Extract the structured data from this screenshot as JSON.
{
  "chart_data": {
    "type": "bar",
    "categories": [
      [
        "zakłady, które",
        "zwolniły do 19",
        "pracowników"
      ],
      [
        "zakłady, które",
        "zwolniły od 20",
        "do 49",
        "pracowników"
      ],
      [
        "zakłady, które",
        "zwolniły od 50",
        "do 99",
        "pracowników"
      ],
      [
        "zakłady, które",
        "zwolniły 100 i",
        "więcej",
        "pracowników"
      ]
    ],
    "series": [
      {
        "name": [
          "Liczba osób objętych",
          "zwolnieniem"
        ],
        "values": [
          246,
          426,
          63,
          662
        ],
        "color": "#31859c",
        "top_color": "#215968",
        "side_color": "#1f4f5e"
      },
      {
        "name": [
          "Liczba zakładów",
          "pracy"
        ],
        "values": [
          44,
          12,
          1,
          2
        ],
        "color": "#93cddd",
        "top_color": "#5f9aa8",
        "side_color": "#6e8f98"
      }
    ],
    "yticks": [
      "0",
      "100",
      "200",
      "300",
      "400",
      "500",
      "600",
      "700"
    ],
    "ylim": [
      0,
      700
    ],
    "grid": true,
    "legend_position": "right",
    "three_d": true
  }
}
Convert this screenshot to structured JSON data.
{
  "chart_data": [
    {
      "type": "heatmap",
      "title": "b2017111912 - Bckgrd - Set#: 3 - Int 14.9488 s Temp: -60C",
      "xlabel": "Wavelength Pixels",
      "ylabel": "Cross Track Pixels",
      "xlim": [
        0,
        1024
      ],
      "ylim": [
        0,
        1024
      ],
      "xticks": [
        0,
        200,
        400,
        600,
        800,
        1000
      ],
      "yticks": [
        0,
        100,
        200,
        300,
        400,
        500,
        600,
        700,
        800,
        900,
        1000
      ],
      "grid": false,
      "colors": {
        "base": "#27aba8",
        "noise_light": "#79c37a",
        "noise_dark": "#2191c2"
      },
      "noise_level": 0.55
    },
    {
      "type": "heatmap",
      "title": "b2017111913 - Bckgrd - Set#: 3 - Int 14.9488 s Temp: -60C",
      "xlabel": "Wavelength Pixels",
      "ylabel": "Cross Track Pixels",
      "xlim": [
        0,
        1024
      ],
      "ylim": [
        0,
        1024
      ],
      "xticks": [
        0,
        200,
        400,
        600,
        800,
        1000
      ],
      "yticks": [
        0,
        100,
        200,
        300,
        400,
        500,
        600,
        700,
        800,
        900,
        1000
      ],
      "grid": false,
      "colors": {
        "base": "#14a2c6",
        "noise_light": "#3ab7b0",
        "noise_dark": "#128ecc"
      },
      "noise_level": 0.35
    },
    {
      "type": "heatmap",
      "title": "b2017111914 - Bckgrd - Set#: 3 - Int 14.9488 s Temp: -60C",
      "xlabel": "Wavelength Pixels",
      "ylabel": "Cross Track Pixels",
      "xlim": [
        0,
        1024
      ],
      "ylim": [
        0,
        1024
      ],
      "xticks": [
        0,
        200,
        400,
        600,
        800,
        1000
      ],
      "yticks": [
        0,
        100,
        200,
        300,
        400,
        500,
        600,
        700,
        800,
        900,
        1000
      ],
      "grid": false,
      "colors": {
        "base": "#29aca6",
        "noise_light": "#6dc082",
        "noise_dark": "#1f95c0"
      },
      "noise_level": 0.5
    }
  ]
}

**Your objective**: Tally the lines of the material above that contain the word "screenshot" and report the total alone.

**Correct response**: 2